- SUPPLIED RECORDS
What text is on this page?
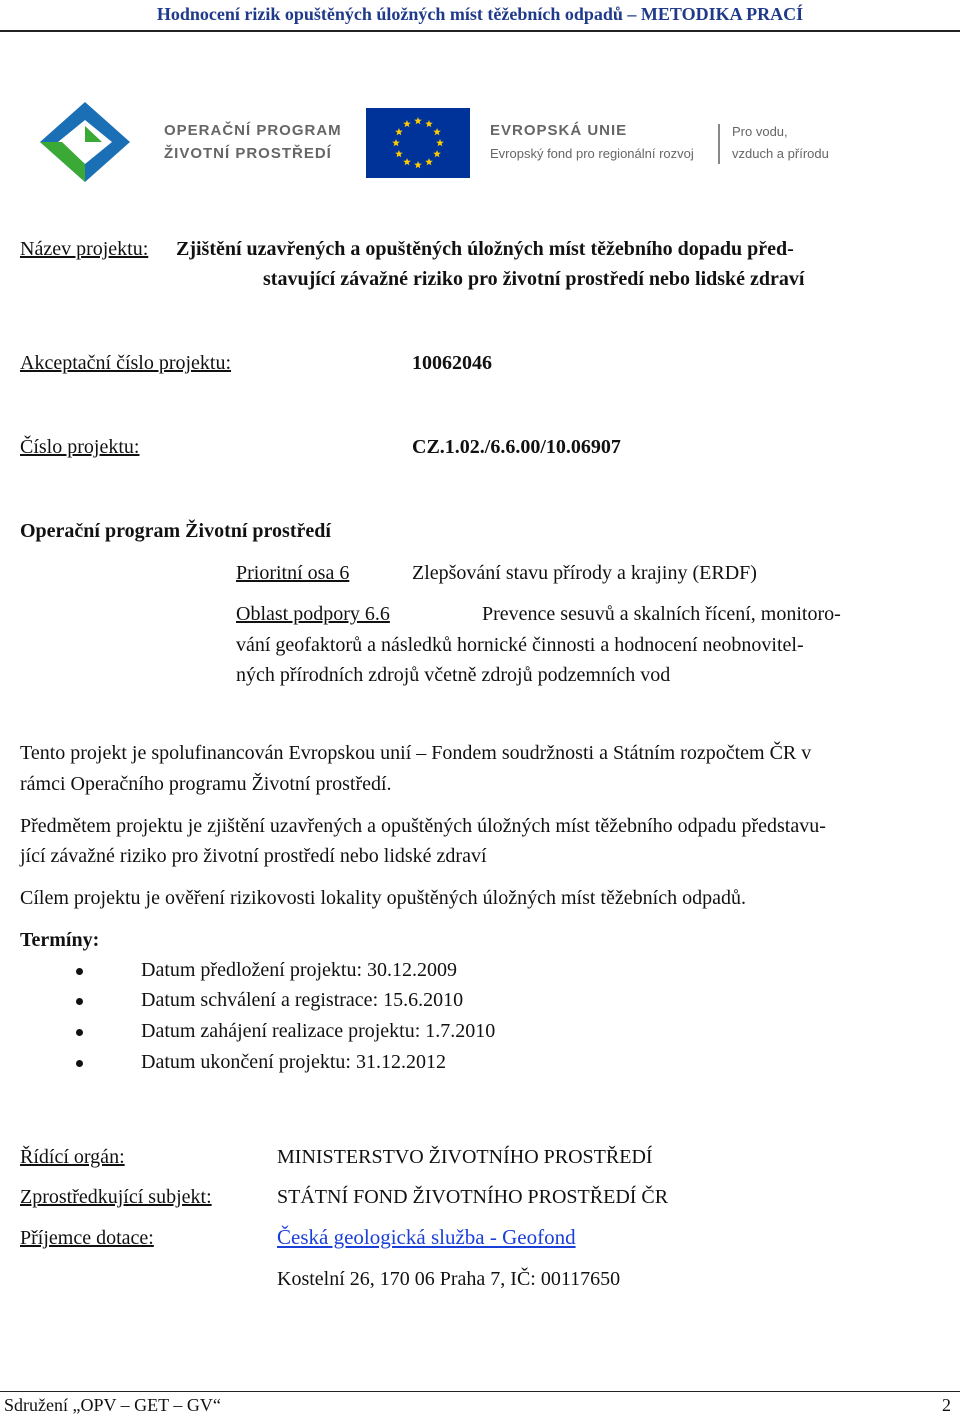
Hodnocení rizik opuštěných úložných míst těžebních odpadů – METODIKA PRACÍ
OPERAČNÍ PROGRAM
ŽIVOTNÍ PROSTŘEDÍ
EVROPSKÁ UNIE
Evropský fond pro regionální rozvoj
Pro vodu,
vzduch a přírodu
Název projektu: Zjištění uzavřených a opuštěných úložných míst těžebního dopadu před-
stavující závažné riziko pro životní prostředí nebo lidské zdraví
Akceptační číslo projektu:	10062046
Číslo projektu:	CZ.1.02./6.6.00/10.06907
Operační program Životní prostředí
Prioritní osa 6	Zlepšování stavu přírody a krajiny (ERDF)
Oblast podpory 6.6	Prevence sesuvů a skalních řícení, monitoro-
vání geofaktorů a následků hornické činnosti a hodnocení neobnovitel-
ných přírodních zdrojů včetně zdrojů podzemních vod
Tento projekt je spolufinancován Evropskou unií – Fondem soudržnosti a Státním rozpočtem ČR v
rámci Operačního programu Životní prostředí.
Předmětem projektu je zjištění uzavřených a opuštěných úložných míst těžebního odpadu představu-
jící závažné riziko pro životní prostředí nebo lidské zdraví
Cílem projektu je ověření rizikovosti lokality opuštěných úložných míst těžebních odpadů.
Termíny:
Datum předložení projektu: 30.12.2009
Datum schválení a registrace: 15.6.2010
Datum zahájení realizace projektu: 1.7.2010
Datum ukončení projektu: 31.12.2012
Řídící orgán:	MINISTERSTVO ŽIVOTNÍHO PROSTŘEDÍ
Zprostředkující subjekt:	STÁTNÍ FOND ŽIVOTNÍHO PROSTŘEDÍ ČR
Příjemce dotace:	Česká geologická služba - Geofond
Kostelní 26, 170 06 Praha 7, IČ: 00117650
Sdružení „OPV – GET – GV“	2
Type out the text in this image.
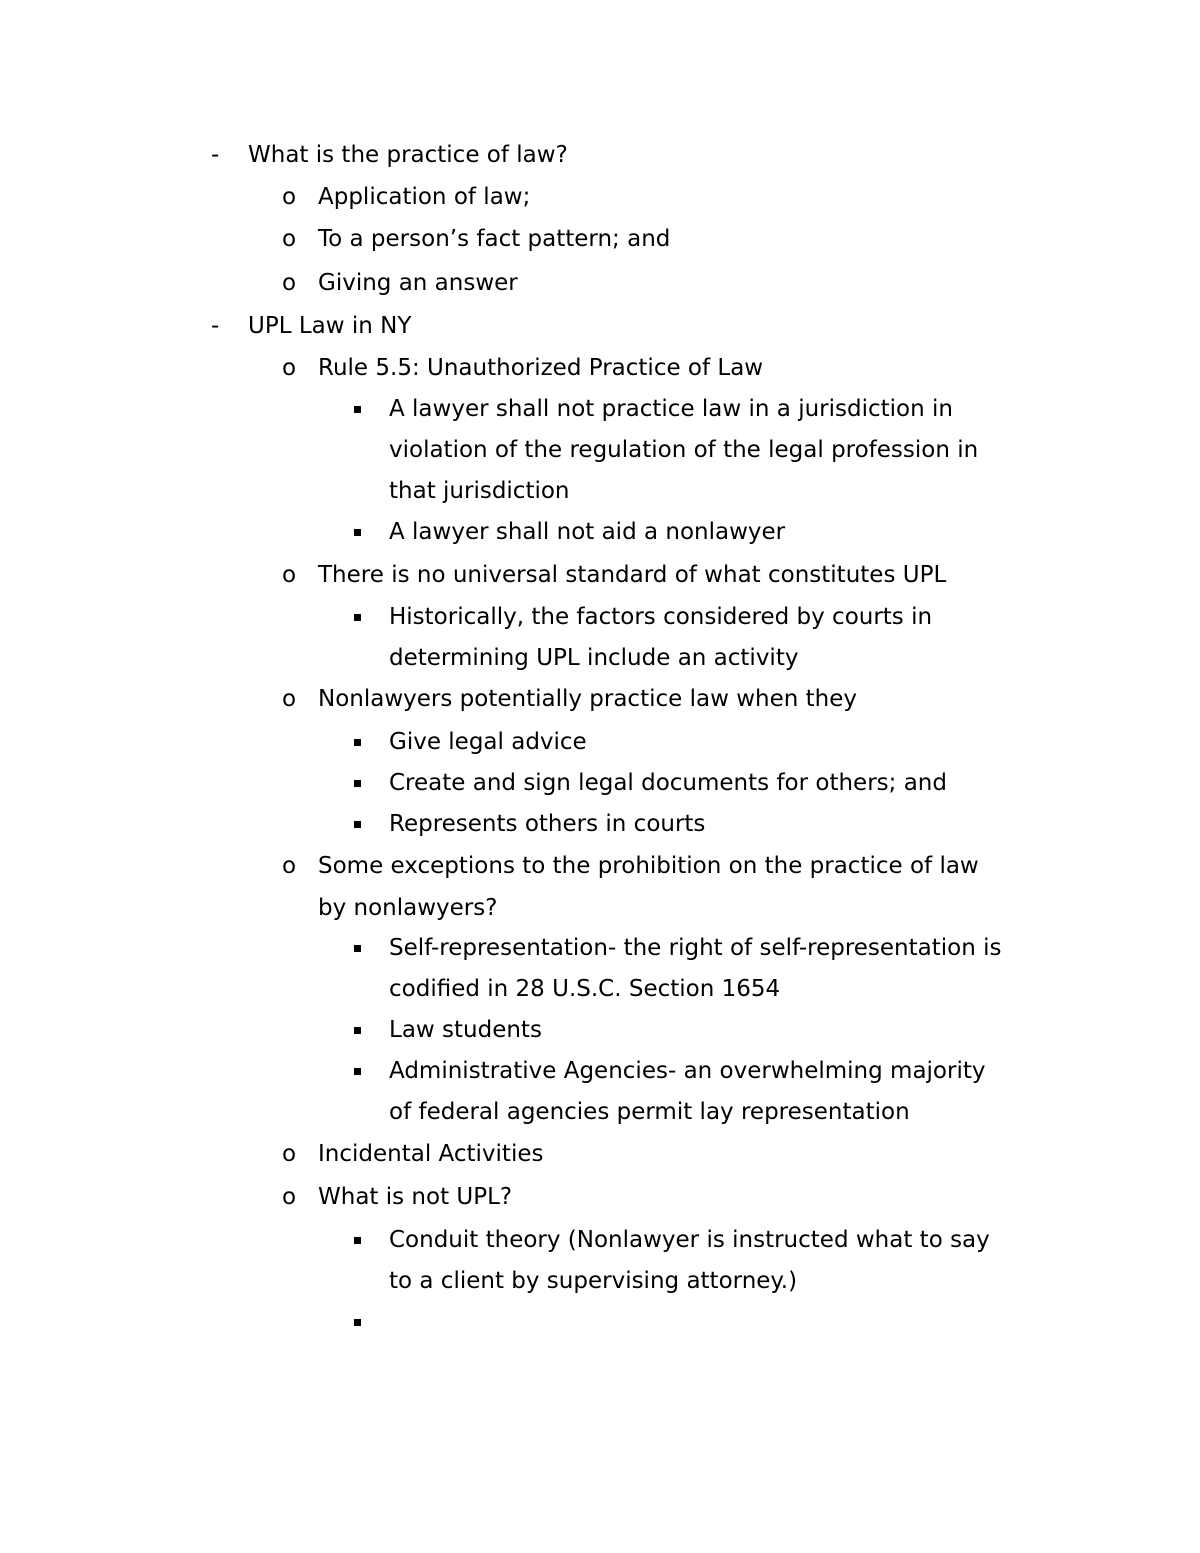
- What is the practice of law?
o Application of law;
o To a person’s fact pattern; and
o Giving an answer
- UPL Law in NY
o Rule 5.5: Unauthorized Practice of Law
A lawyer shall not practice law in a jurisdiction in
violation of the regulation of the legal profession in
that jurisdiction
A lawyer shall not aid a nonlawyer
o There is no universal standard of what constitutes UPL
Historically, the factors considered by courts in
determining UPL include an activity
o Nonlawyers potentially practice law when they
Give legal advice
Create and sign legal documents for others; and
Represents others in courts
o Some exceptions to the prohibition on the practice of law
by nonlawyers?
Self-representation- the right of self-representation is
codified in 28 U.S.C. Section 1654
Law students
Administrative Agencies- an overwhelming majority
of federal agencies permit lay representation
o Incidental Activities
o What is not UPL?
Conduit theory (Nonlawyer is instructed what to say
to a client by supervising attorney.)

==

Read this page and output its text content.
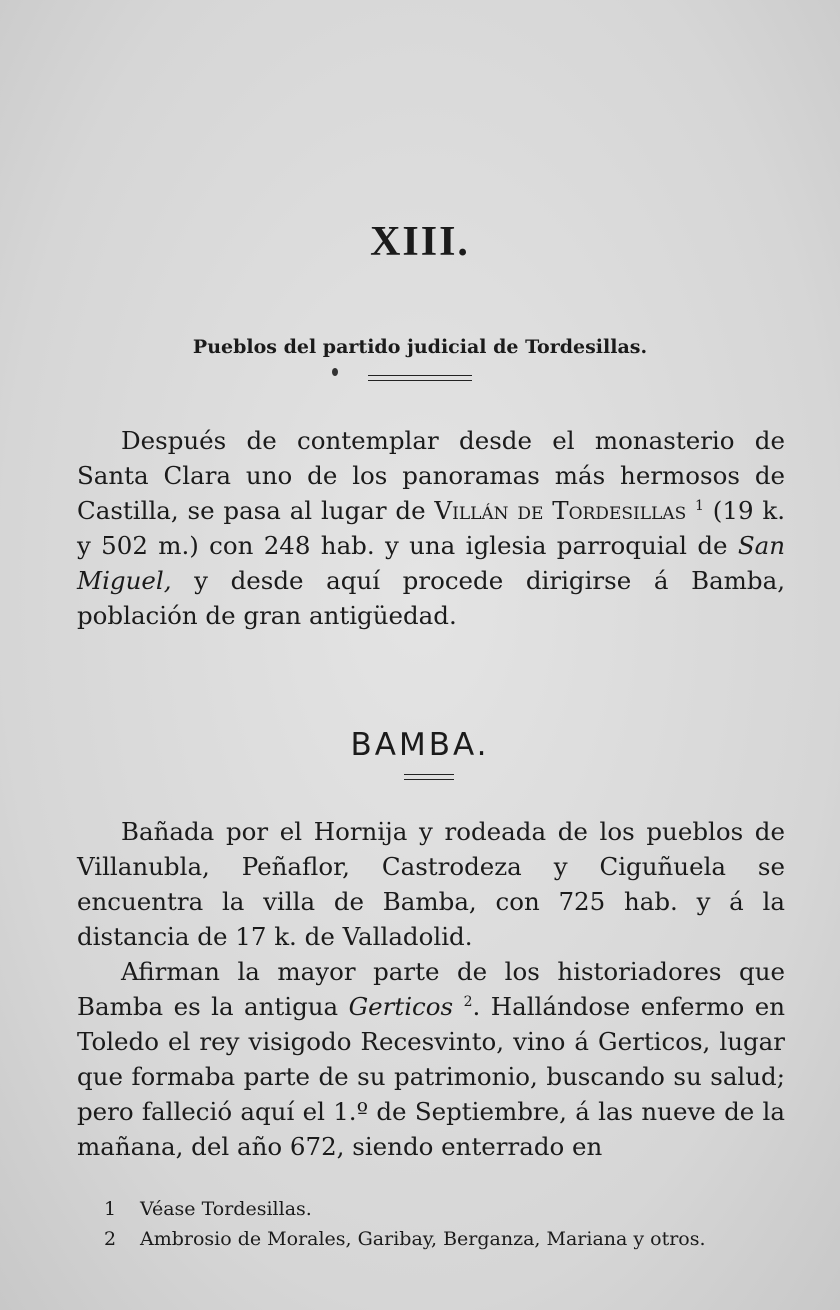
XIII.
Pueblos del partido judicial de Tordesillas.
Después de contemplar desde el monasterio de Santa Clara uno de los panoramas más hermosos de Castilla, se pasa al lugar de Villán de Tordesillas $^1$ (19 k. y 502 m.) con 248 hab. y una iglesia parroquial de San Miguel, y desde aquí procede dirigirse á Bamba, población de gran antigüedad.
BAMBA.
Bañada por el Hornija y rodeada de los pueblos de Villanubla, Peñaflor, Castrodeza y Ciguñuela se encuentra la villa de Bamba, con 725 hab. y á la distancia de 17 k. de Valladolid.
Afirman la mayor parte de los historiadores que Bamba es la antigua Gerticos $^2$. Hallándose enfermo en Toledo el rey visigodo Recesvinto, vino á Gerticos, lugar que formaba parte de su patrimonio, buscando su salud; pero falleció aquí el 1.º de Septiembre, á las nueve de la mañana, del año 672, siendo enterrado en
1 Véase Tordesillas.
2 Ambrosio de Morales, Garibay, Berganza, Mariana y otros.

- AIM
Gather every line from the listing above in which "těžebních" appears, and copy those lines.

- RESPONSE TO THIS TASK
Hodnocení rizik opuštěných úložných míst těžebních odpadů – METODIKA PRACÍ
Cílem projektu je ověření rizikovosti lokality opuštěných úložných míst těžebních odpadů.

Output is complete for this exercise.